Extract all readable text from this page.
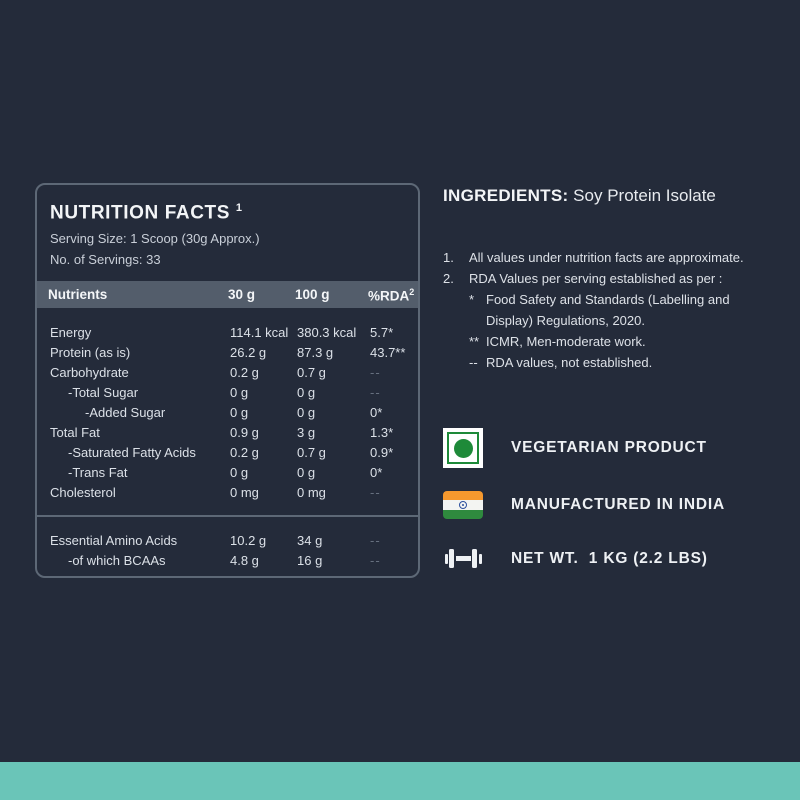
NUTRITION FACTS $^1$
Serving Size: 1 Scoop (30g Approx.)
No. of Servings: 33
Nutrients	30 g	100 g	%RDA$^2$
Energy	114.1 kcal 380.3 kcal	5.7*
Protein (as is)	26.2 g	87.3 g	43.7**
Carbohydrate	0.2 g	0.7 g	--
-Total Sugar	0 g	0 g	--
-Added Sugar	0 g	0 g	0*
Total Fat	0.9 g	3 g	1.3*
-Saturated Fatty Acids	0.2 g	0.7 g	0.9*
-Trans Fat	0 g	0 g	0*
Cholesterol	0 mg	0 mg	--
Essential Amino Acids	10.2 g	34 g	--
-of which BCAAs	4.8 g	16 g	--
INGREDIENTS: Soy Protein Isolate
1.	All values under nutrition facts are approximate.
2.	RDA Values per serving established as per :
* Food Safety and Standards (Labelling and Display) Regulations, 2020.
** ICMR, Men-moderate work.
-- RDA values, not established.
VEGETARIAN PRODUCT
MANUFACTURED IN INDIA
NET WT.  1 KG (2.2 LBS)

_ _ _ _ _

DESCRIPTION OF THE TASK: Leave nothing out but the pictures when transcribing the records.

RESULT OF THIS TASK:
Extract all readable text from this page.
NUTRITION FACTS $^1$
Serving Size: 1 Scoop (30g Approx.)
No. of Servings: 33
Nutrients	30 g	100 g	%RDA$^2$
Energy	114.1 kcal 380.3 kcal	5.7*
Protein (as is)	26.2 g	87.3 g	43.7**
Carbohydrate	0.2 g	0.7 g	--
-Total Sugar	0 g	0 g	--
-Added Sugar	0 g	0 g	0*
Total Fat	0.9 g	3 g	1.3*
-Saturated Fatty Acids	0.2 g	0.7 g	0.9*
-Trans Fat	0 g	0 g	0*
Cholesterol	0 mg	0 mg	--
Essential Amino Acids	10.2 g	34 g	--
-of which BCAAs	4.8 g	16 g	--
INGREDIENTS: Soy Protein Isolate
1.	All values under nutrition facts are approximate.
2.	RDA Values per serving established as per :
* Food Safety and Standards (Labelling and Display) Regulations, 2020.
** ICMR, Men-moderate work.
-- RDA values, not established.
VEGETARIAN PRODUCT
MANUFACTURED IN INDIA
NET WT.  1 KG (2.2 LBS)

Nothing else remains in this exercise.